WHAT YOU ARE ASKED TO DO: Gather all lines in the data that hold the string "note".

(Data entries for graphics)
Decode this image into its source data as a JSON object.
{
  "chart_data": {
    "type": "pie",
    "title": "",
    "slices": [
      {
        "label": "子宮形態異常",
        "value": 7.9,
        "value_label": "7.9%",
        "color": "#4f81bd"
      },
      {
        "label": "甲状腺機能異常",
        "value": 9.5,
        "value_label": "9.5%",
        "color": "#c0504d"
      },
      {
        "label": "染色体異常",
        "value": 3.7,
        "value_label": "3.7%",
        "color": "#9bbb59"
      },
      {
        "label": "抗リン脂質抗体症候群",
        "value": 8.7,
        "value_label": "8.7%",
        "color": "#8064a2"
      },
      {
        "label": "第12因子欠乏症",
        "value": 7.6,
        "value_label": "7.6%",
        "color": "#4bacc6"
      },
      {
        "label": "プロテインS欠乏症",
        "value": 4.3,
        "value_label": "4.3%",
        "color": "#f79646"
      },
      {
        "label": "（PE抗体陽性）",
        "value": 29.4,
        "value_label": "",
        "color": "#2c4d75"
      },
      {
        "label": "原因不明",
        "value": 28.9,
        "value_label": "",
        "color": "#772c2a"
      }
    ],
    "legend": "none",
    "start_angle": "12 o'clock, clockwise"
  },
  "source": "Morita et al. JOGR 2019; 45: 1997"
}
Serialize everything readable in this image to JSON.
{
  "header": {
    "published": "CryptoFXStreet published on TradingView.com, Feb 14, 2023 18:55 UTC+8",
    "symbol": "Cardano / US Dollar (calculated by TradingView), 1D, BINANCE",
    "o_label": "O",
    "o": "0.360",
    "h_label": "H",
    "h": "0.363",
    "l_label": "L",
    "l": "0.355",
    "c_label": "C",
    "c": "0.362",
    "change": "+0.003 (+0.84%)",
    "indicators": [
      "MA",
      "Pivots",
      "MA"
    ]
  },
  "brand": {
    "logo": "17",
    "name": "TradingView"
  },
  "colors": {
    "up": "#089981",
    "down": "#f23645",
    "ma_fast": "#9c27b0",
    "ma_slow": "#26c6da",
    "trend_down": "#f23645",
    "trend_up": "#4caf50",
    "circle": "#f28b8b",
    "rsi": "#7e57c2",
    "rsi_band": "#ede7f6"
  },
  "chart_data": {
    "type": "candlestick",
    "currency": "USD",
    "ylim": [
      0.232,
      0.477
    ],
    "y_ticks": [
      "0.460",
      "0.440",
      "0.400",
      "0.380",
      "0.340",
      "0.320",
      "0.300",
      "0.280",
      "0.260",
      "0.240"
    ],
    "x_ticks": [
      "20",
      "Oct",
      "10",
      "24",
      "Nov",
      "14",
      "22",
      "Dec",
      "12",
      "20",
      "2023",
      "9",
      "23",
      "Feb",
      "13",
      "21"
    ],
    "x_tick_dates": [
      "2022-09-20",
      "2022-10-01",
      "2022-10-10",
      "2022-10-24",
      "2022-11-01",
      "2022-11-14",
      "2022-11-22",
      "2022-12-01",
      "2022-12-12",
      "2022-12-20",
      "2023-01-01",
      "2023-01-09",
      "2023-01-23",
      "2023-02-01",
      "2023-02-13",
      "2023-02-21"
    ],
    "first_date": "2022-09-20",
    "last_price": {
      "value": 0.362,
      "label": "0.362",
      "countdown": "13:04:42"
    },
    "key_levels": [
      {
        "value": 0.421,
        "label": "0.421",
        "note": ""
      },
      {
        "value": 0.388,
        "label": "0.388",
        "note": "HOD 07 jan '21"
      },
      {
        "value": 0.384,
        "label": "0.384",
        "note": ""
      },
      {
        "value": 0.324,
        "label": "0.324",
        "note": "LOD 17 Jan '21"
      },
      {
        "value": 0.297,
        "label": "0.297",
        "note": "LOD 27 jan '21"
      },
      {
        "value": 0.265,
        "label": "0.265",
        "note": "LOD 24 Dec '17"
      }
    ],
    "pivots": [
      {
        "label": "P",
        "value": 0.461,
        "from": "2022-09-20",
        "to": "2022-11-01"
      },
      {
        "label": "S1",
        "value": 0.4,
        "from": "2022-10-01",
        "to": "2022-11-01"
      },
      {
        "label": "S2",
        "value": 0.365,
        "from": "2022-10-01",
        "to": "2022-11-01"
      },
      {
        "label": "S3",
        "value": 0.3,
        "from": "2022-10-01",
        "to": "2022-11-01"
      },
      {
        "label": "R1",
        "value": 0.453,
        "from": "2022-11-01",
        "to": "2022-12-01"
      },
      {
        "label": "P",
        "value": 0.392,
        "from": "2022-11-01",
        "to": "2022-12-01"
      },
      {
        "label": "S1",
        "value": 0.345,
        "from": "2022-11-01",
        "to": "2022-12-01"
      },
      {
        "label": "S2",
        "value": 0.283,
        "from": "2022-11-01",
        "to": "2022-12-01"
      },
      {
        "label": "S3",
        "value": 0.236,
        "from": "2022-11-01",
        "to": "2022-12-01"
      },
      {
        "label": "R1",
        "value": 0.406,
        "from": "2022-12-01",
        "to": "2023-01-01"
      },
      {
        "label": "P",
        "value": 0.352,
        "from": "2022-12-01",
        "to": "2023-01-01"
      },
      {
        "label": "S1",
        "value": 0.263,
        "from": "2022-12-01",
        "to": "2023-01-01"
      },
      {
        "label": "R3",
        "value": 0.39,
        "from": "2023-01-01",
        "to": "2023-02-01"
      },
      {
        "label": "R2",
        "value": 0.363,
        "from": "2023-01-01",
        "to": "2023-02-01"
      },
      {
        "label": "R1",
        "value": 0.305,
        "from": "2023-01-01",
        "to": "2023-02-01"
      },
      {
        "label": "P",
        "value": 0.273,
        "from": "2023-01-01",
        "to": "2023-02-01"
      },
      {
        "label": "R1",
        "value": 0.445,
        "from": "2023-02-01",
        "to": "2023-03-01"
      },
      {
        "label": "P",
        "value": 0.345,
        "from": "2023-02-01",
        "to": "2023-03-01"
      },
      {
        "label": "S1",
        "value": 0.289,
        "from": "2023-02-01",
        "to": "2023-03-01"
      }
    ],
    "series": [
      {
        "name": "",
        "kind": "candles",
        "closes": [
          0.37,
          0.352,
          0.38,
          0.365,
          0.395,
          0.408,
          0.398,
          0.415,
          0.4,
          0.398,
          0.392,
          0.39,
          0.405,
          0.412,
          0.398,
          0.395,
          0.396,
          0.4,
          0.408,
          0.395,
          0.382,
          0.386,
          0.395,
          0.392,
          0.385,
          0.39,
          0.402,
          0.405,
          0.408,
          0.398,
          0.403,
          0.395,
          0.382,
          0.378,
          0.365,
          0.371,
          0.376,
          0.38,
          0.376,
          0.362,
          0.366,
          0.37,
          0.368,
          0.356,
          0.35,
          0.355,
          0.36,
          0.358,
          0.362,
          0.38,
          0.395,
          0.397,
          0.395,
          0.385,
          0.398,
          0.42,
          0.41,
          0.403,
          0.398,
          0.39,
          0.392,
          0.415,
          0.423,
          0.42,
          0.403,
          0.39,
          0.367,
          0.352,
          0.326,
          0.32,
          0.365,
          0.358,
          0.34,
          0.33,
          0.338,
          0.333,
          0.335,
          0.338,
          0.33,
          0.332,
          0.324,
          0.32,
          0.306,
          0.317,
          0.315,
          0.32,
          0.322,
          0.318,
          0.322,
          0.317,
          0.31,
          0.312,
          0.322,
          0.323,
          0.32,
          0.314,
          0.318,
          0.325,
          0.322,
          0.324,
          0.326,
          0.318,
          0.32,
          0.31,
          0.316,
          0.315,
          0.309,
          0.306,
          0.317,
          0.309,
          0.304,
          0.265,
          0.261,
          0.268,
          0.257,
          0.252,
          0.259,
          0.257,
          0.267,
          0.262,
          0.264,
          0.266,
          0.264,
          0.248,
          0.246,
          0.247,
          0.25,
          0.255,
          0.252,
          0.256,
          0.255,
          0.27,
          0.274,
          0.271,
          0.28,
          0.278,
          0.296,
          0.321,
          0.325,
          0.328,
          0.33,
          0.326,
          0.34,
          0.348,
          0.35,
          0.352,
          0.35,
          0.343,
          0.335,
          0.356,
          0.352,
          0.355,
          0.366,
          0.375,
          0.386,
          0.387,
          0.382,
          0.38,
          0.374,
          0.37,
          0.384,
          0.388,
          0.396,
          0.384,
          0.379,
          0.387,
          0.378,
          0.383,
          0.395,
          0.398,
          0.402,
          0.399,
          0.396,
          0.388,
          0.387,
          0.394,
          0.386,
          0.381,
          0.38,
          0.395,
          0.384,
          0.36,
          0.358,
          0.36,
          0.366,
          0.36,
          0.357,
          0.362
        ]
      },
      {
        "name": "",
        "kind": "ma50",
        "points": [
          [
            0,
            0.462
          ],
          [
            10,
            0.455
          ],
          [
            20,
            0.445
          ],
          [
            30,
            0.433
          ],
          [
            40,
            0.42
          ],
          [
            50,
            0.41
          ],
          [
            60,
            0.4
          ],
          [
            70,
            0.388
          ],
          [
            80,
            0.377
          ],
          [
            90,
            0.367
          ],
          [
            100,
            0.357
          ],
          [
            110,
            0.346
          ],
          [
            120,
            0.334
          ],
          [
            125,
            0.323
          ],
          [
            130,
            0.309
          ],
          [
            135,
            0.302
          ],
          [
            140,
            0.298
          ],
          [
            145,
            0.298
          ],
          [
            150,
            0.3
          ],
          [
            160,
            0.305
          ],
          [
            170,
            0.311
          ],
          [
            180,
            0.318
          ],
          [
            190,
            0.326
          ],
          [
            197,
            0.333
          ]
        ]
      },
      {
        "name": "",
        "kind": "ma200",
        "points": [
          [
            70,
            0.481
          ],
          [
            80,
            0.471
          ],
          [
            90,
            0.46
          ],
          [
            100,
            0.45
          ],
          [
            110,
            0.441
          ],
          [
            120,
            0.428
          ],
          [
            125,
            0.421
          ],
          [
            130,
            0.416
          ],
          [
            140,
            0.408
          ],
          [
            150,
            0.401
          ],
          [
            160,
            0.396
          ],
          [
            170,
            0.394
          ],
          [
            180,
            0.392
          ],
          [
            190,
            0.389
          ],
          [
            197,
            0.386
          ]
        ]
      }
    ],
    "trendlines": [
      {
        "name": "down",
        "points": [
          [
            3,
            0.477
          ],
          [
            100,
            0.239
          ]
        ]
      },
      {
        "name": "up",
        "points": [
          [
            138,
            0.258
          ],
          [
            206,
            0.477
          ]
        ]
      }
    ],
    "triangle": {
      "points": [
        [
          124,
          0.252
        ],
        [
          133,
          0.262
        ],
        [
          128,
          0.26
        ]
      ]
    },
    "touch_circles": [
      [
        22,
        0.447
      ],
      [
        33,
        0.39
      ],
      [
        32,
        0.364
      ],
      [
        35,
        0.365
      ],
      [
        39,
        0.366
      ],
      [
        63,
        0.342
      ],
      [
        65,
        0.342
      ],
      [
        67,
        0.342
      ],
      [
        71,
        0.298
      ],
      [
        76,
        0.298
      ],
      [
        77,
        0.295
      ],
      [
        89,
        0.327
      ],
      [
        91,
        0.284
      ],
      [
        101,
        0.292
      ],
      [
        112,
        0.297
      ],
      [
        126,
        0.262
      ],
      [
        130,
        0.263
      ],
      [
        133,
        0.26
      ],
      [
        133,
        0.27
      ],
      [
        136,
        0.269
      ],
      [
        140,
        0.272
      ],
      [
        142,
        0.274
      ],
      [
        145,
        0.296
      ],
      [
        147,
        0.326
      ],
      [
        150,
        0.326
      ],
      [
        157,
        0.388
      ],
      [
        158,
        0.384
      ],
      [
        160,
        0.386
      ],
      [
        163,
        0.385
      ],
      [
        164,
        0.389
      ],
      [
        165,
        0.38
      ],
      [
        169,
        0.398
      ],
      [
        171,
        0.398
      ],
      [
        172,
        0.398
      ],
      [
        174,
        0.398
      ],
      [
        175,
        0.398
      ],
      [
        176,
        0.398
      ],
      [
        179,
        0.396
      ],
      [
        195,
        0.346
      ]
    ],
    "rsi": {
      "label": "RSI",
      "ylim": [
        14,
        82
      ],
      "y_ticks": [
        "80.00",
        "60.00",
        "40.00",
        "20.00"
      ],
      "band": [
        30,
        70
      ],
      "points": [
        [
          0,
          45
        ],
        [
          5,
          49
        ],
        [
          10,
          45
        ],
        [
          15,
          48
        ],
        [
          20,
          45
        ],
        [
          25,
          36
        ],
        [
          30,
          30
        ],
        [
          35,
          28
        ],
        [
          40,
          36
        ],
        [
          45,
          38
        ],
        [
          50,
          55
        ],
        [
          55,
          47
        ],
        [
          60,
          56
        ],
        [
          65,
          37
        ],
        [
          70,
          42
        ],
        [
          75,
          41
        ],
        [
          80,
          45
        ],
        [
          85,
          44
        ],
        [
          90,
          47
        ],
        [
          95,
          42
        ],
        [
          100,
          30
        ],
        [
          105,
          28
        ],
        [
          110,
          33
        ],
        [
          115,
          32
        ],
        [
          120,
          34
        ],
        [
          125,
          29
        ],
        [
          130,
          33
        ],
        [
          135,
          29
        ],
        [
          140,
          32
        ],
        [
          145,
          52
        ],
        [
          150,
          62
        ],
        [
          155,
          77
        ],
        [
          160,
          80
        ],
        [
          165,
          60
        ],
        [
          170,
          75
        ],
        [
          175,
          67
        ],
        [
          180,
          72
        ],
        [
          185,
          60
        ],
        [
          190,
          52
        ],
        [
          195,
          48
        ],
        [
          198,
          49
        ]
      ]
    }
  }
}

CORRECT RESULT:
        "note": ""
        "note": "HOD 07 jan '21"
        "note": ""
        "note": "LOD 17 Jan '21"
        "note": "LOD 27 jan '21"
        "note": "LOD 24 Dec '17"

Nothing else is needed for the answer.